INSTRUCTIONS FOR THE TASK:
Copy all lines holding the word "Pertti" from the entries.

═══ EXERCISE DATA

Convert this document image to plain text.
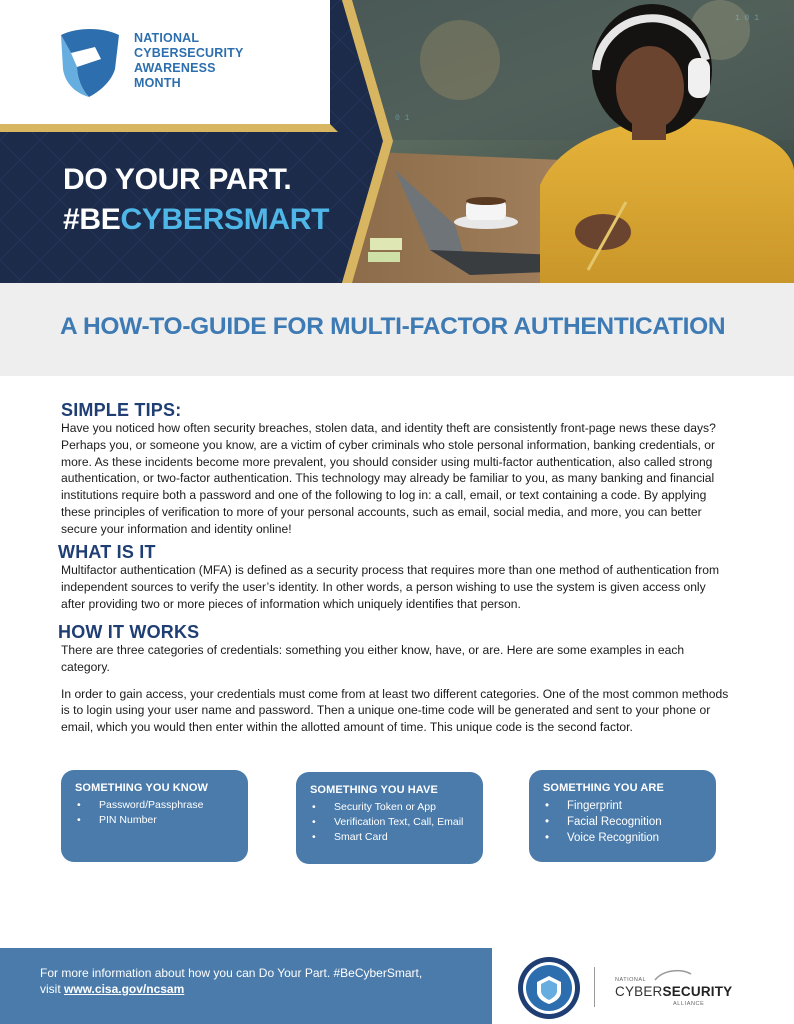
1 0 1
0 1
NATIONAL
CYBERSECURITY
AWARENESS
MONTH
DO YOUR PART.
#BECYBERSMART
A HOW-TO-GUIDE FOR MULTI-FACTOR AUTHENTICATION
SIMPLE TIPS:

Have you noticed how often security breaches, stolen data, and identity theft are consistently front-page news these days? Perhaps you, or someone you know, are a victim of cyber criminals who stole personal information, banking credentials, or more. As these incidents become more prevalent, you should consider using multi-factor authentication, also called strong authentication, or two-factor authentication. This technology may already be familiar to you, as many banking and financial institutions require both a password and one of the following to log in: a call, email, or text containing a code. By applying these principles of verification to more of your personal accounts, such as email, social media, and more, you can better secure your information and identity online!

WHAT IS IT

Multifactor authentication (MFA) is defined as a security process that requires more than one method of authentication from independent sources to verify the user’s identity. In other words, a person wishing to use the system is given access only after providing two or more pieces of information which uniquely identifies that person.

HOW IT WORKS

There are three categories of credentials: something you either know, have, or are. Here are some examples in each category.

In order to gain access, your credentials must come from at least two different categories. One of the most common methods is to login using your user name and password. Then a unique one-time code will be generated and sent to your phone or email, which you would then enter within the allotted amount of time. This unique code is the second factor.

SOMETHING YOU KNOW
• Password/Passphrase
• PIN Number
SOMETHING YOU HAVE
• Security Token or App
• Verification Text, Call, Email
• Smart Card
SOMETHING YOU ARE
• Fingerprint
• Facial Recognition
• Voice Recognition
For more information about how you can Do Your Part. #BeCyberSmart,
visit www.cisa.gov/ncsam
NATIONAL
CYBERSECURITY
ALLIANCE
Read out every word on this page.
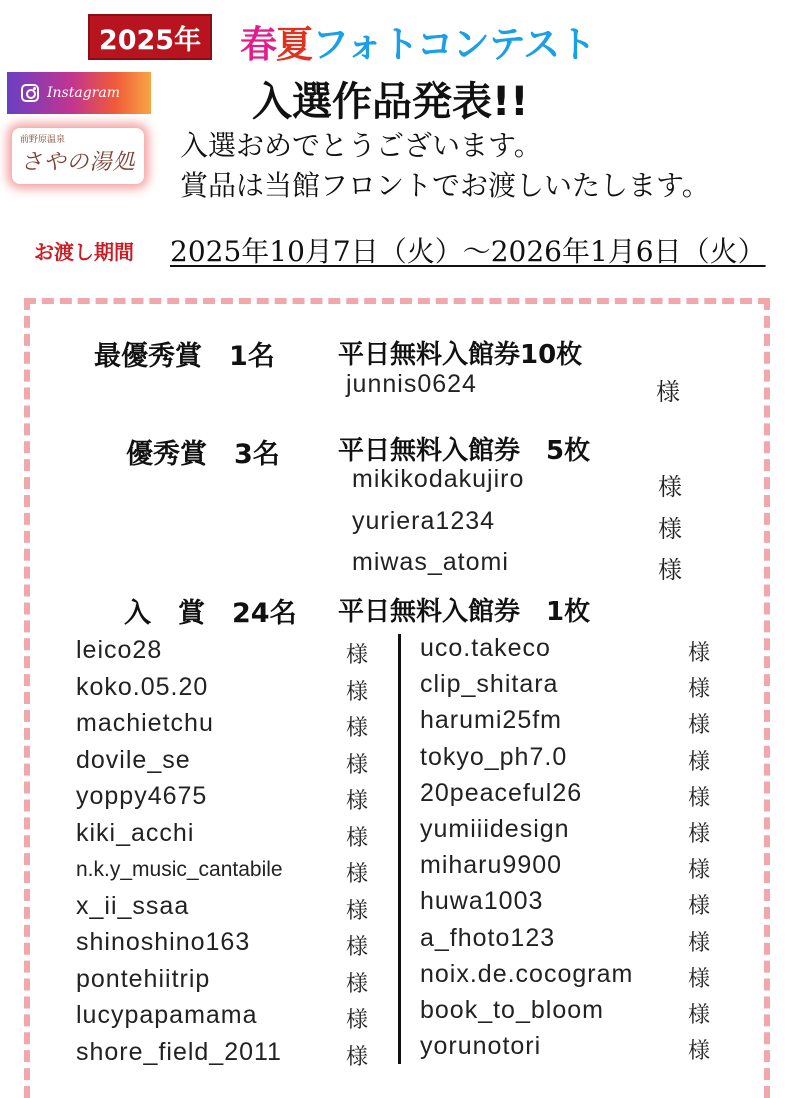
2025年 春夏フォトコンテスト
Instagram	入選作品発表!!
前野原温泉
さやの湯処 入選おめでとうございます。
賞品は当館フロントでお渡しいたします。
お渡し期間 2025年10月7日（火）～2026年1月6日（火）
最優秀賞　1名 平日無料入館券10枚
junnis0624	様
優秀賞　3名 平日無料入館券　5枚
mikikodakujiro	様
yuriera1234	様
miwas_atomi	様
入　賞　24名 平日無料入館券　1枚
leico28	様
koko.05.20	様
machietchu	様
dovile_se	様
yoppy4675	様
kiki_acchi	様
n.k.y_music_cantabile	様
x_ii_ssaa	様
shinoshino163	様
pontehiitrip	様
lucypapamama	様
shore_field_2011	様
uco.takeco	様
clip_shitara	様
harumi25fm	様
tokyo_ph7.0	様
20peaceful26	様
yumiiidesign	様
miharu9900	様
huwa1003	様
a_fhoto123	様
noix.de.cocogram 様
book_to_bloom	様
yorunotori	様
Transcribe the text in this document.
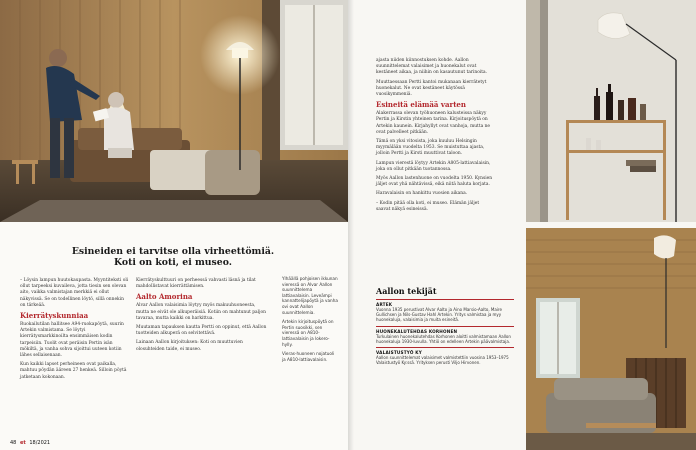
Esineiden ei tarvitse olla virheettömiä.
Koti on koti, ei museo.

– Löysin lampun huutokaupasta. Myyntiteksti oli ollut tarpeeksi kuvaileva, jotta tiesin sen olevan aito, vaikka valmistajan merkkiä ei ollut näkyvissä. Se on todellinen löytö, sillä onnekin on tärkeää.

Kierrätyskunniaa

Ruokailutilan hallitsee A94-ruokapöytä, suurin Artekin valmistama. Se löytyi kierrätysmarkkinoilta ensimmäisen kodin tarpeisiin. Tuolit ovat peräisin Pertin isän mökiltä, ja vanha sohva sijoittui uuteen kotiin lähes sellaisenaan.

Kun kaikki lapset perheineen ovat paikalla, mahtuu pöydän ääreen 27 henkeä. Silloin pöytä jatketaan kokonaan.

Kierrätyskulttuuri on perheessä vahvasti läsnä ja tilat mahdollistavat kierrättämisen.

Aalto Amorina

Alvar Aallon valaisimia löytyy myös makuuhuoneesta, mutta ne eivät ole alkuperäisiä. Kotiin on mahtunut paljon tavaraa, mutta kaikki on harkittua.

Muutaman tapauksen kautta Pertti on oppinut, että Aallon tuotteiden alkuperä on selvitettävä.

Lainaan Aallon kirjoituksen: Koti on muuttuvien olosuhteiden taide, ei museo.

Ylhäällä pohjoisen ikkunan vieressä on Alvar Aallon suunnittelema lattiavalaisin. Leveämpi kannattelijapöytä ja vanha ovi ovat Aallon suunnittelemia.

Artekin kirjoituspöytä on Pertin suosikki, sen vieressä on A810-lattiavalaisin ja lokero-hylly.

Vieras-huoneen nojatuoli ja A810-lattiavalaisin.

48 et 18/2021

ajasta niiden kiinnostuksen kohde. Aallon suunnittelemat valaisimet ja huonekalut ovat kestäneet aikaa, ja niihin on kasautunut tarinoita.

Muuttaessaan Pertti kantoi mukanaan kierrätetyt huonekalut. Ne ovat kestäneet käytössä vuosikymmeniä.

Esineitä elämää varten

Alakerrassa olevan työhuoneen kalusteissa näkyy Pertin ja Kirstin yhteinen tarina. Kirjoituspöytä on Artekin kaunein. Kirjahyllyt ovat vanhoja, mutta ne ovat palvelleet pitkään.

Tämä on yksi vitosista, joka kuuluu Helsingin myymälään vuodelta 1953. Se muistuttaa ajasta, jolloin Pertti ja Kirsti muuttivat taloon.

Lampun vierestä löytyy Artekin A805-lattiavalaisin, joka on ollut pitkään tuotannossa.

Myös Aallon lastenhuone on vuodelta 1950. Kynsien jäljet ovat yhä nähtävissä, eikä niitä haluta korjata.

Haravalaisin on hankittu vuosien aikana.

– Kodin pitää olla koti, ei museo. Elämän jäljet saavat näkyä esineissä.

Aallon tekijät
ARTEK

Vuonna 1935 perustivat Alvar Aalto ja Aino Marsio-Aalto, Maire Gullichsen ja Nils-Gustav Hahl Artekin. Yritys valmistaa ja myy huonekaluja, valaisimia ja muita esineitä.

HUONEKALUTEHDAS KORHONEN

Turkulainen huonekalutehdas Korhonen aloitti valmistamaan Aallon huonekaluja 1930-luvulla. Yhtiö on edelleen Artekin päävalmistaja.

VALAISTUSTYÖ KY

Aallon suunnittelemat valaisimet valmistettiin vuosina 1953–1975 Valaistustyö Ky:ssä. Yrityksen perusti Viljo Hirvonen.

══════
═══ EXERCISE DATA

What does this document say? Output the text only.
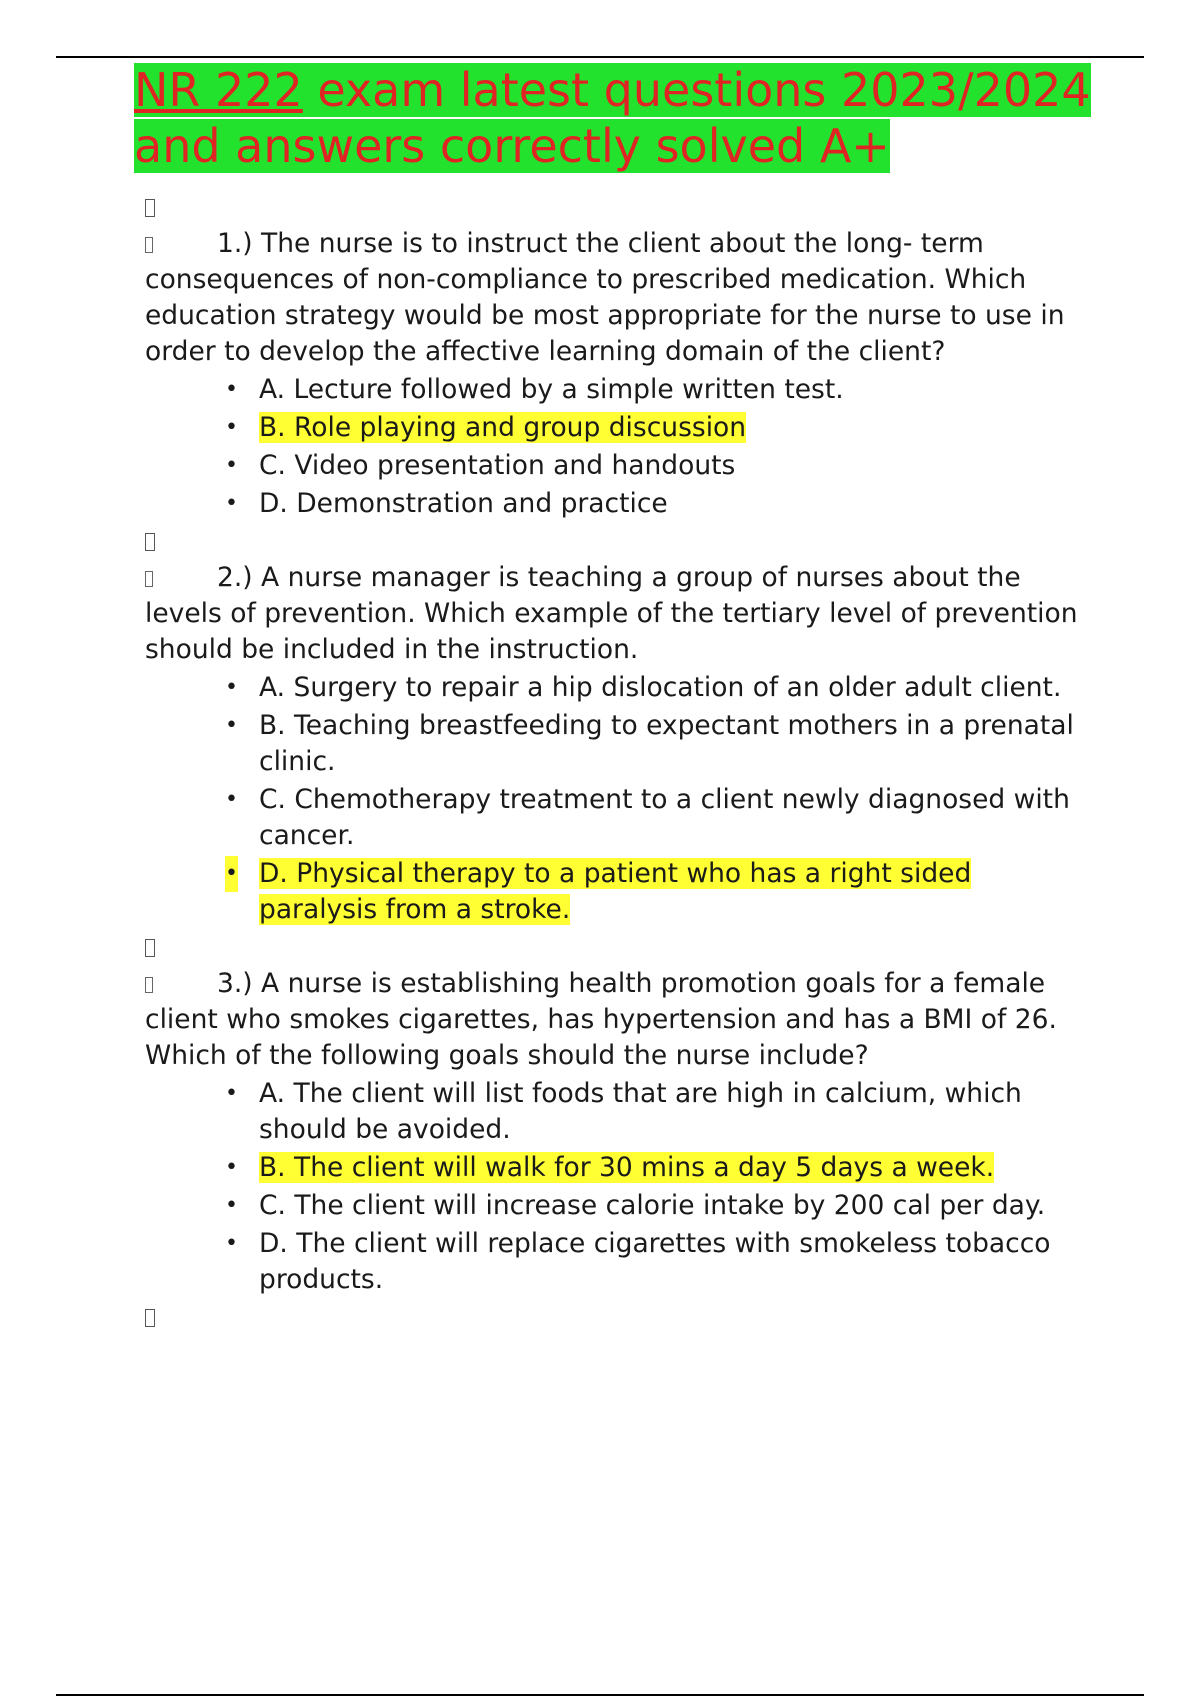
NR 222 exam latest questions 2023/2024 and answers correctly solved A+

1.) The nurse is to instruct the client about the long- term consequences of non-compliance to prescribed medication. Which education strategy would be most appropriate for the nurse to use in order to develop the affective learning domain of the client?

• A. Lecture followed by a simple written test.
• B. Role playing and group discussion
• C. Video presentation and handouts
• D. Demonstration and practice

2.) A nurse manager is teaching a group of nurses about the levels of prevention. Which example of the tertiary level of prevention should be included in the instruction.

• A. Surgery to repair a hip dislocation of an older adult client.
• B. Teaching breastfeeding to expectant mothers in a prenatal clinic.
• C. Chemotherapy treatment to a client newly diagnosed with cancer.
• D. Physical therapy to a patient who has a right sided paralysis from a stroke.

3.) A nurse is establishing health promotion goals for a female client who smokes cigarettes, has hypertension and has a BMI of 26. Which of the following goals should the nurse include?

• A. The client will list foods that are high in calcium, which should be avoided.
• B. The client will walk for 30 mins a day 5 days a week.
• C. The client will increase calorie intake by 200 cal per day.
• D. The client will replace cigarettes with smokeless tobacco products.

══════

FULL SOLUTION:
Muutaman tapauksen kautta Pertti on oppinut, että Aallon tuotteiden alkuperä on selvitettävä.
Muuttaessaan Pertti kantoi mukanaan kierrätetyt huonekalut. Ne ovat kestäneet käytössä vuosikymmeniä.
Tämä on yksi vitosista, joka kuuluu Helsingin myymälään vuodelta 1953. Se muistuttaa ajasta, jolloin Pertti ja Kirsti muuttivat taloon.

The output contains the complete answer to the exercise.